___ Input records

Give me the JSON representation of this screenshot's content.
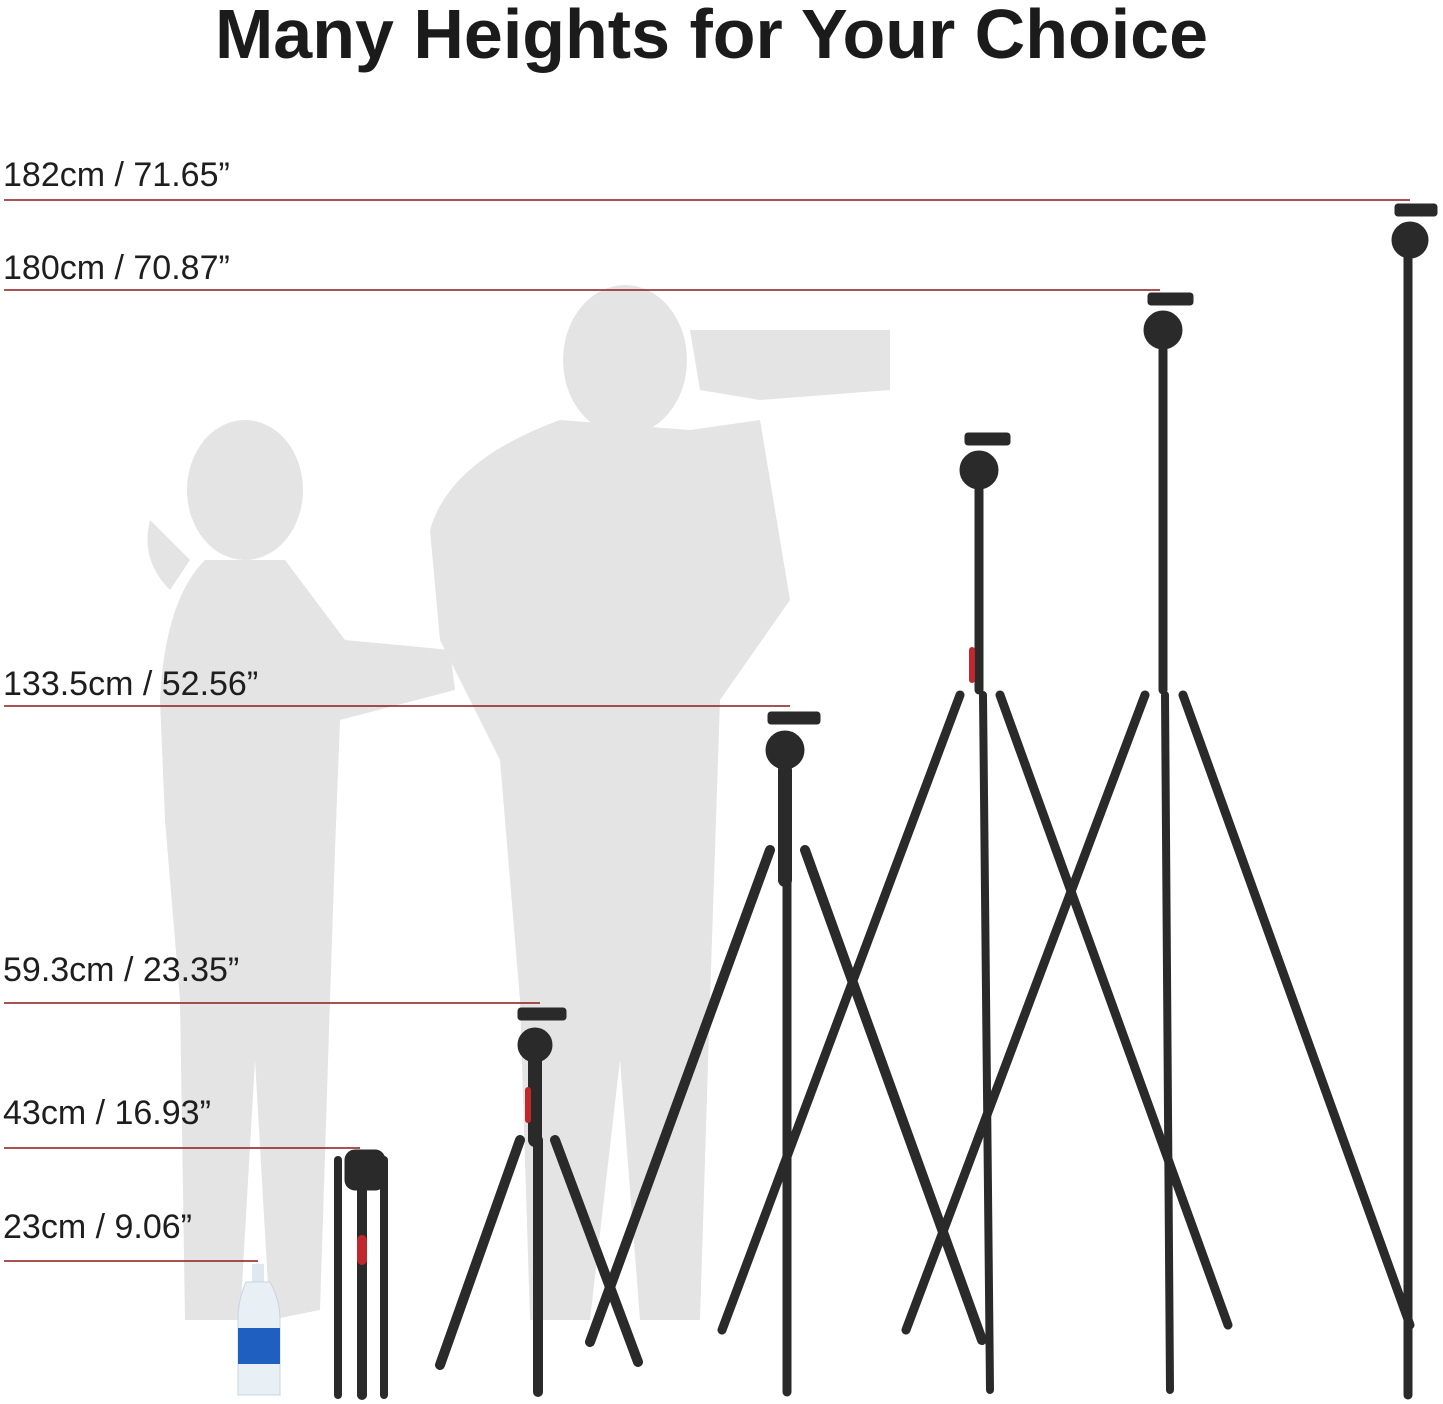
{
  "title": "Many Heights for Your Choice",
  "heights": [
    {
      "label": "182cm / 71.65”"
    },
    {
      "label": "180cm / 70.87”"
    },
    {
      "label": "133.5cm / 52.56”"
    },
    {
      "label": "59.3cm / 23.35”"
    },
    {
      "label": "43cm / 16.93”"
    },
    {
      "label": "23cm / 9.06”"
    }
  ],
  "colors": {
    "guide_line": "#8b1a1a",
    "silhouette": "#e4e4e4",
    "tripod": "#2a2a2a",
    "accent": "#c0282b",
    "bottle_label": "#1f5fbf"
  }
}
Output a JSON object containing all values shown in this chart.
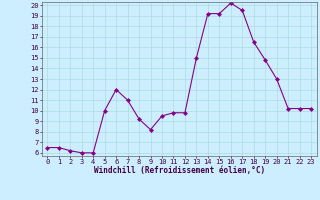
{
  "x": [
    0,
    1,
    2,
    3,
    4,
    5,
    6,
    7,
    8,
    9,
    10,
    11,
    12,
    13,
    14,
    15,
    16,
    17,
    18,
    19,
    20,
    21,
    22,
    23
  ],
  "y": [
    6.5,
    6.5,
    6.2,
    6.0,
    6.0,
    10.0,
    12.0,
    11.0,
    9.2,
    8.2,
    9.5,
    9.8,
    9.8,
    15.0,
    19.2,
    19.2,
    20.2,
    19.5,
    16.5,
    14.8,
    13.0,
    10.2,
    10.2,
    10.2
  ],
  "line_color": "#880088",
  "marker": "D",
  "marker_size": 2,
  "bg_color": "#cceeff",
  "grid_color": "#aadddd",
  "xlabel": "Windchill (Refroidissement éolien,°C)",
  "xlabel_color": "#440044",
  "xlabel_fontsize": 5.5,
  "tick_color": "#440044",
  "tick_fontsize": 5,
  "ylim_min": 6,
  "ylim_max": 20,
  "xlim_min": -0.5,
  "xlim_max": 23.5,
  "yticks": [
    6,
    7,
    8,
    9,
    10,
    11,
    12,
    13,
    14,
    15,
    16,
    17,
    18,
    19,
    20
  ],
  "xticks": [
    0,
    1,
    2,
    3,
    4,
    5,
    6,
    7,
    8,
    9,
    10,
    11,
    12,
    13,
    14,
    15,
    16,
    17,
    18,
    19,
    20,
    21,
    22,
    23
  ]
}
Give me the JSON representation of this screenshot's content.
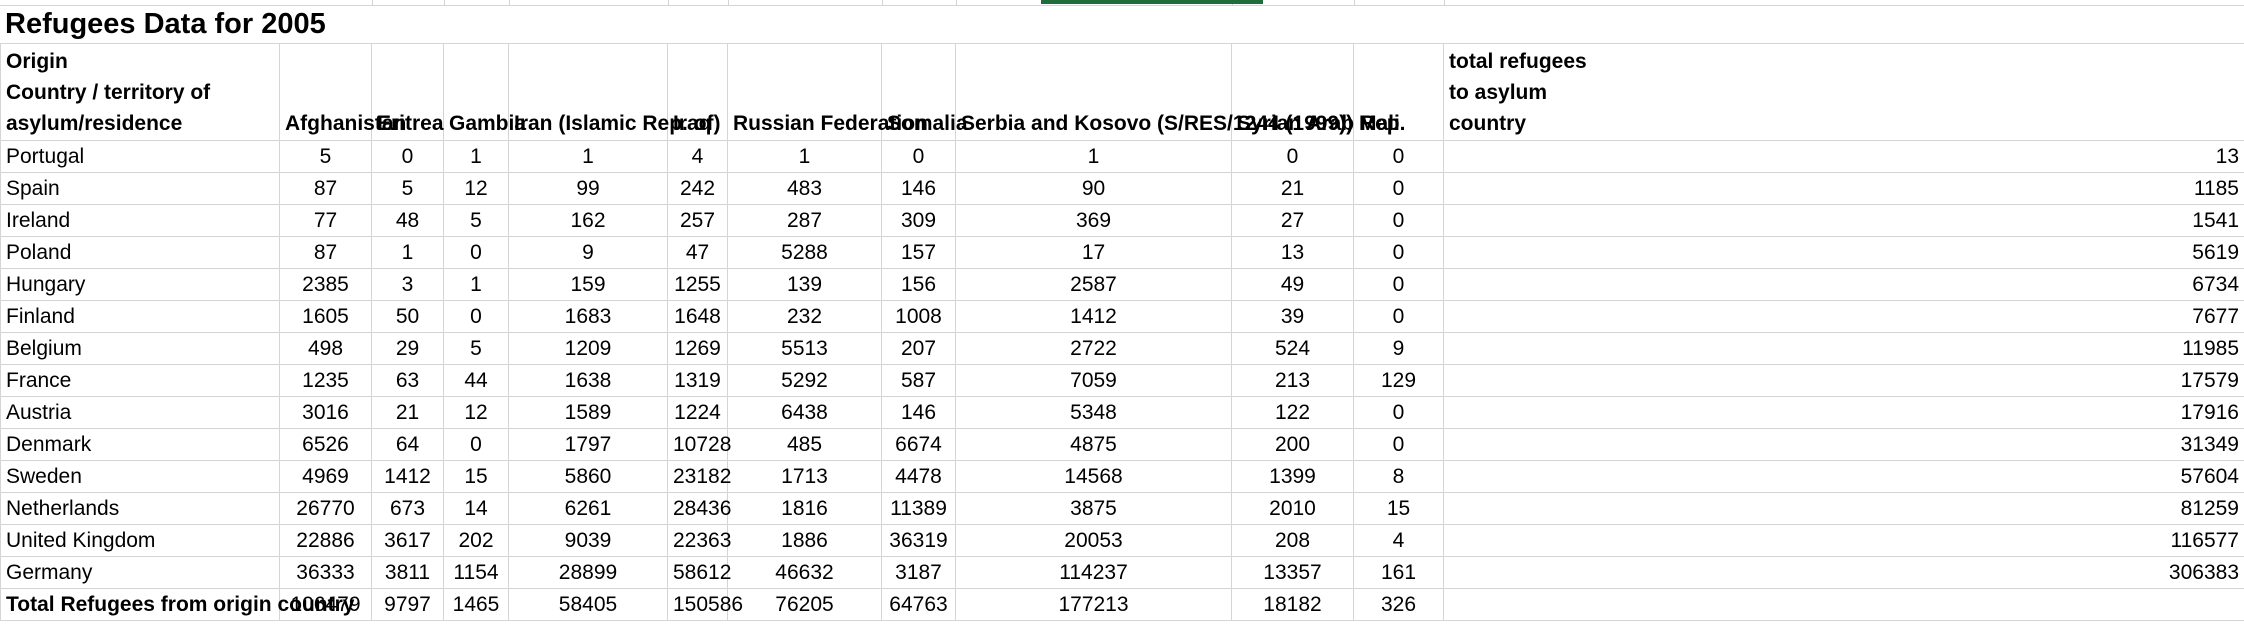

______

• Goal:
Pictures are excluded; output everything else in the data verbatim.

• Output below:
Give me the JSON representation of this screenshot's content.
{
  "title": "Many Heights for Your Choice",
  "heights": [
    {
      "label": "182cm / 71.65”"
    },
    {
      "label": "180cm / 70.87”"
    },
    {
      "label": "133.5cm / 52.56”"
    },
    {
      "label": "59.3cm / 23.35”"
    },
    {
      "label": "43cm / 16.93”"
    },
    {
      "label": "23cm / 9.06”"
    }
  ],
  "colors": {
    "guide_line": "#8b1a1a",
    "silhouette": "#e4e4e4",
    "tripod": "#2a2a2a",
    "accent": "#c0282b",
    "bottle_label": "#1f5fbf"
  }
}
Output a JSON object containing all values shown in this chart.
{
  "x": [
    0,
    1,
    2,
    3,
    4,
    5,
    6,
    7,
    8,
    9,
    10,
    11,
    12,
    13,
    14,
    15,
    16,
    17,
    18,
    19,
    20,
    21,
    22,
    23
  ],
  "y": [
    6.5,
    6.5,
    6.2,
    6.0,
    6.0,
    10.0,
    12.0,
    11.0,
    9.2,
    8.2,
    9.5,
    9.8,
    9.8,
    15.0,
    19.2,
    19.2,
    20.2,
    19.5,
    16.5,
    14.8,
    13.0,
    10.2,
    10.2,
    10.2
  ],
  "line_color": "#880088",
  "marker": "D",
  "marker_size": 2,
  "bg_color": "#cceeff",
  "grid_color": "#aadddd",
  "xlabel": "Windchill (Refroidissement éolien,°C)",
  "xlabel_color": "#440044",
  "xlabel_fontsize": 5.5,
  "tick_color": "#440044",
  "tick_fontsize": 5,
  "ylim_min": 6,
  "ylim_max": 20,
  "xlim_min": -0.5,
  "xlim_max": 23.5,
  "yticks": [
    6,
    7,
    8,
    9,
    10,
    11,
    12,
    13,
    14,
    15,
    16,
    17,
    18,
    19,
    20
  ],
  "xticks": [
    0,
    1,
    2,
    3,
    4,
    5,
    6,
    7,
    8,
    9,
    10,
    11,
    12,
    13,
    14,
    15,
    16,
    17,
    18,
    19,
    20,
    21,
    22,
    23
  ]
}
Give me the JSON representation of this screenshot's content.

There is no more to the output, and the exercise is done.